Task requirements - For each line in the data below that holds "change", return a copy.

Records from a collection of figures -
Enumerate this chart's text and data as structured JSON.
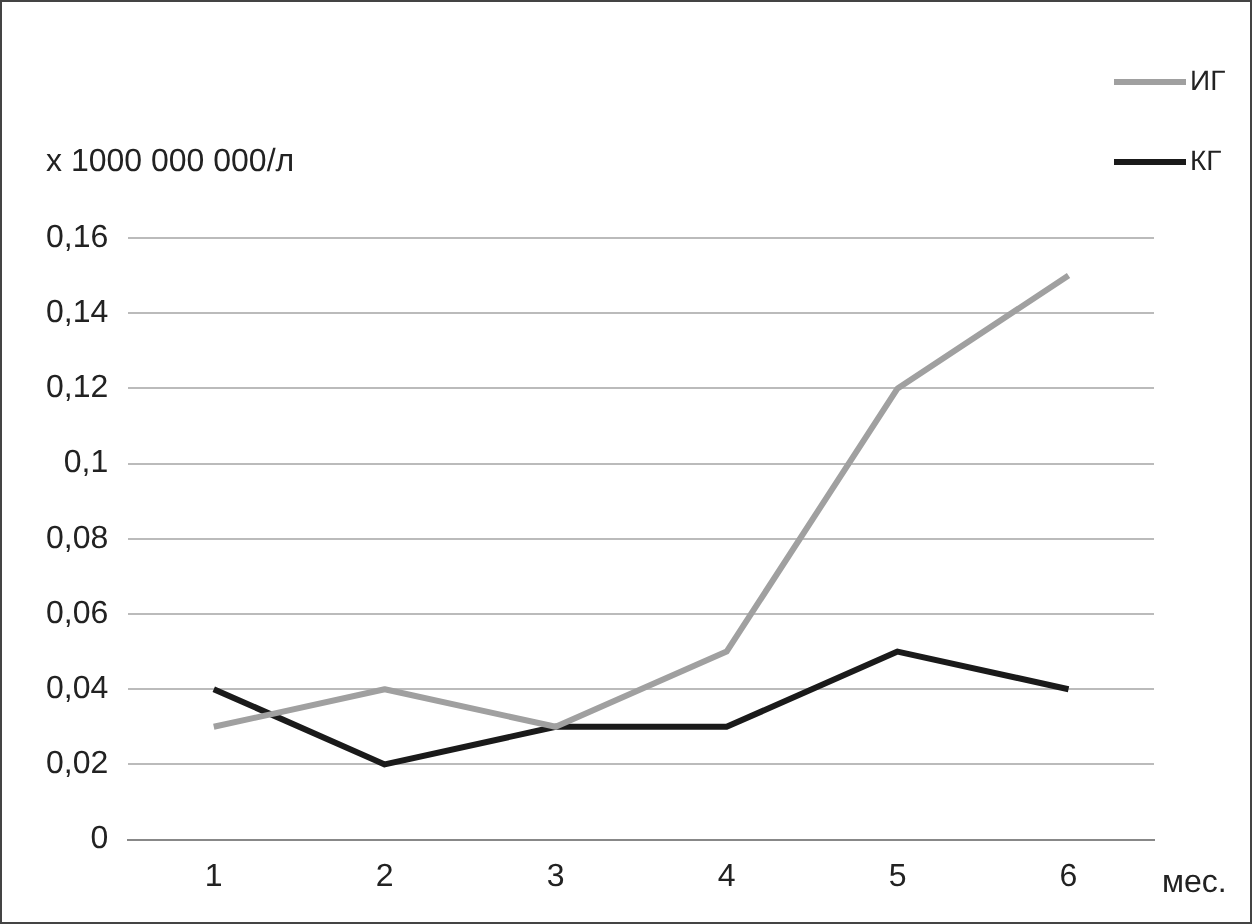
{
  "chart_data": {
    "type": "line",
    "ylabel": "x 1000 000 000/л",
    "xlabel": "мес.",
    "categories": [
      "1",
      "2",
      "3",
      "4",
      "5",
      "6"
    ],
    "series": [
      {
        "name": "ИГ",
        "color": "#a0a0a0",
        "values": [
          0.03,
          0.04,
          0.03,
          0.05,
          0.12,
          0.15
        ]
      },
      {
        "name": "КГ",
        "color": "#1a1a1a",
        "values": [
          0.04,
          0.02,
          0.03,
          0.03,
          0.05,
          0.04
        ]
      }
    ],
    "ylim": [
      0,
      0.16
    ],
    "yticks": [
      0,
      {
        "value": 0.02,
        "label": "0,02"
      },
      {
        "value": 0.04,
        "label": "0,04"
      },
      {
        "value": 0.06,
        "label": "0,06"
      },
      {
        "value": 0.08,
        "label": "0,08"
      },
      {
        "value": 0.1,
        "label": "0,1"
      },
      {
        "value": 0.12,
        "label": "0,12"
      },
      {
        "value": 0.14,
        "label": "0,14"
      },
      {
        "value": 0.16,
        "label": "0,16"
      }
    ],
    "grid": "y",
    "legend": "top right",
    "marker": "none",
    "line_style": "solid"
  }
}
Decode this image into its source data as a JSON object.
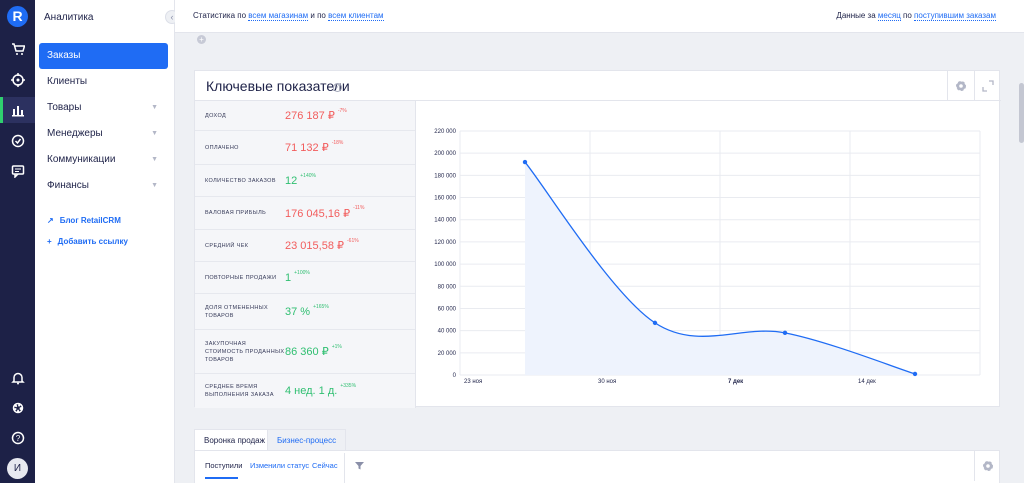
{
  "app": {
    "logo_letter": "R",
    "avatar_letter": "И"
  },
  "rail": {
    "icons": [
      "logo-icon",
      "cart-icon",
      "target-icon",
      "analytics-icon",
      "check-circle-icon",
      "chat-icon",
      "bell-icon",
      "gear-icon",
      "help-icon"
    ]
  },
  "sidebar": {
    "title": "Аналитика",
    "items": [
      {
        "label": "Заказы"
      },
      {
        "label": "Клиенты"
      },
      {
        "label": "Товары"
      },
      {
        "label": "Менеджеры"
      },
      {
        "label": "Коммуникации"
      },
      {
        "label": "Финансы"
      }
    ],
    "links": [
      {
        "label": "Блог RetailCRM",
        "icon": "↗"
      },
      {
        "label": "Добавить ссылку",
        "icon": "+"
      }
    ]
  },
  "topbar": {
    "stats_prefix": "Статистика по",
    "stores_link": "всем магазинам",
    "and_text": "и по",
    "clients_link": "всем клиентам",
    "data_prefix": "Данные за",
    "period_link": "месяц",
    "by_text": "по",
    "orders_link": "поступившим заказам"
  },
  "card": {
    "title": "Ключевые показатели",
    "info": "?"
  },
  "kpis": [
    {
      "label": "Доход",
      "value": "276 187 ₽",
      "change": "-7%",
      "trend": "down"
    },
    {
      "label": "Оплачено",
      "value": "71 132 ₽",
      "change": "-18%",
      "trend": "down"
    },
    {
      "label": "Количество заказов",
      "value": "12",
      "change": "+140%",
      "trend": "up"
    },
    {
      "label": "Валовая прибыль",
      "value": "176 045,16 ₽",
      "change": "-11%",
      "trend": "down"
    },
    {
      "label": "Средний чек",
      "value": "23 015,58 ₽",
      "change": "-61%",
      "trend": "down"
    },
    {
      "label": "Повторные продажи",
      "value": "1",
      "change": "+100%",
      "trend": "up"
    },
    {
      "label": "Доля отмененных товаров",
      "value": "37 %",
      "change": "+165%",
      "trend": "up"
    },
    {
      "label": "Закупочная стоимость проданных товаров",
      "value": "86 360 ₽",
      "change": "+1%",
      "trend": "up"
    },
    {
      "label": "Среднее время выполнения заказа",
      "value": "4 нед. 1 д.",
      "change": "+335%",
      "trend": "up"
    }
  ],
  "chart_data": {
    "type": "line",
    "title": "",
    "categories": [
      "23 ноя",
      "30 ноя",
      "7 дек",
      "14 дек"
    ],
    "x_index": [
      0.5,
      1.5,
      2.5,
      3.5
    ],
    "values": [
      192000,
      47000,
      38000,
      1000
    ],
    "ylim": [
      0,
      220000
    ],
    "yticks": [
      "0",
      "20 000",
      "40 000",
      "60 000",
      "80 000",
      "100 000",
      "120 000",
      "140 000",
      "160 000",
      "180 000",
      "200 000",
      "220 000"
    ],
    "ytick_values": [
      0,
      20000,
      40000,
      60000,
      80000,
      100000,
      120000,
      140000,
      160000,
      180000,
      200000,
      220000
    ],
    "color": "#1f6cf4",
    "fill": "#eef3fd"
  },
  "bottom": {
    "tabs": [
      {
        "label": "Воронка продаж"
      },
      {
        "label": "Бизнес-процесс"
      }
    ],
    "subtabs": [
      {
        "label": "Поступили"
      },
      {
        "label": "Изменили статус"
      },
      {
        "label": "Сейчас"
      }
    ]
  }
}
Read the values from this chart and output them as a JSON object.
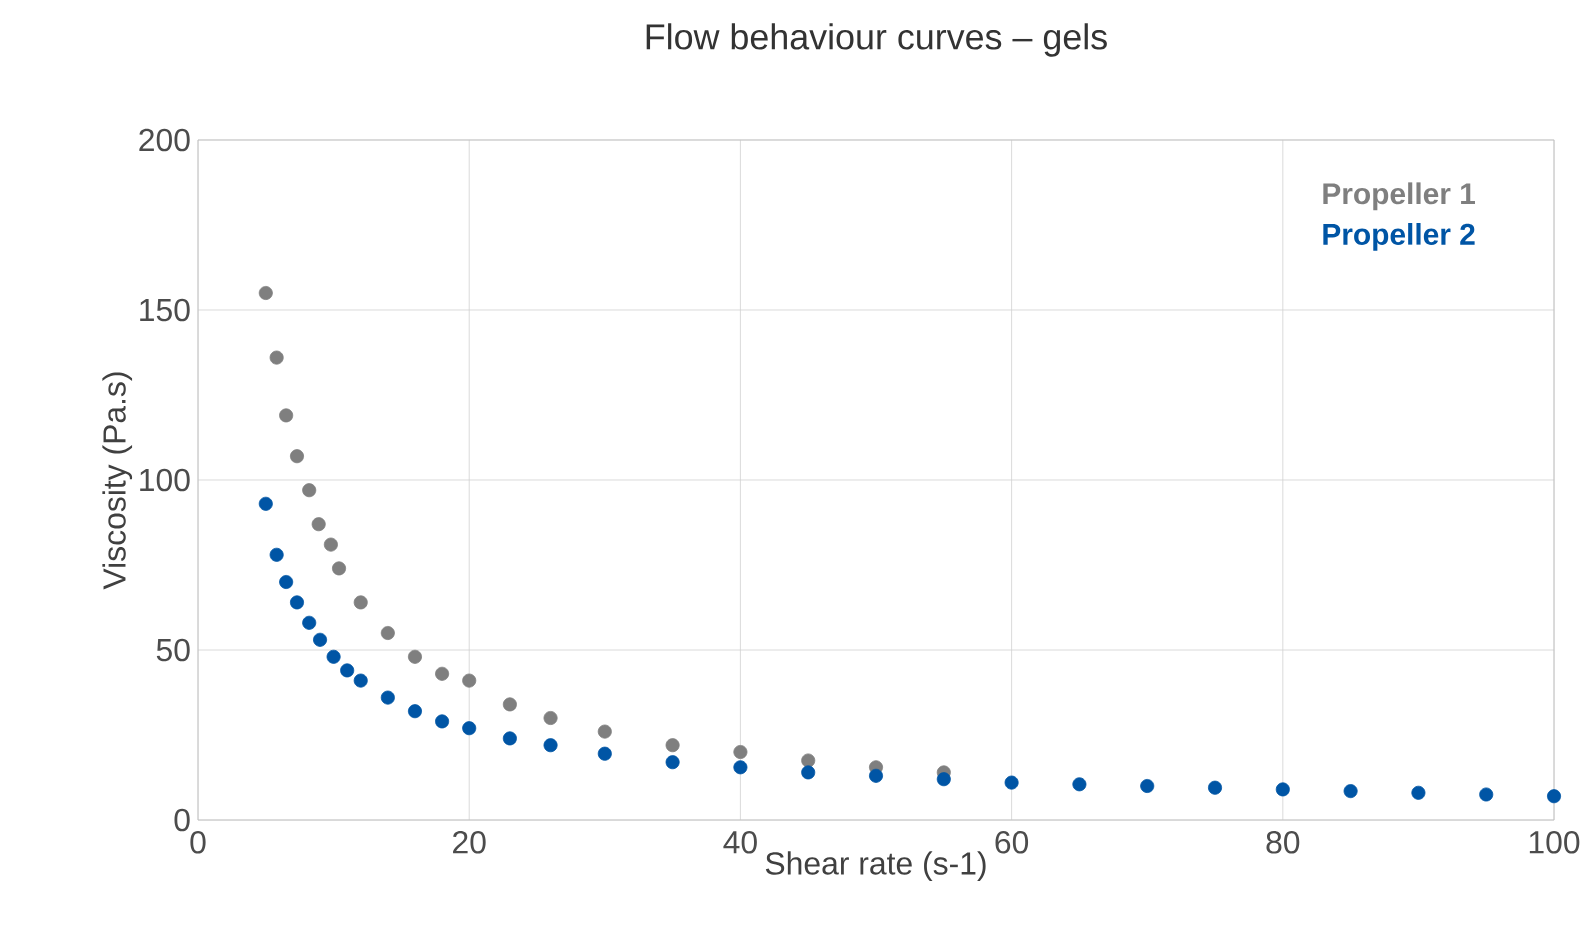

Solution to this task -
      "change": "-7%",
      "change": "-18%",
      "change": "+140%",
      "change": "-11%",
      "change": "-61%",
      "change": "+100%",
      "change": "+165%",
      "change": "+1%",
      "change": "+335%",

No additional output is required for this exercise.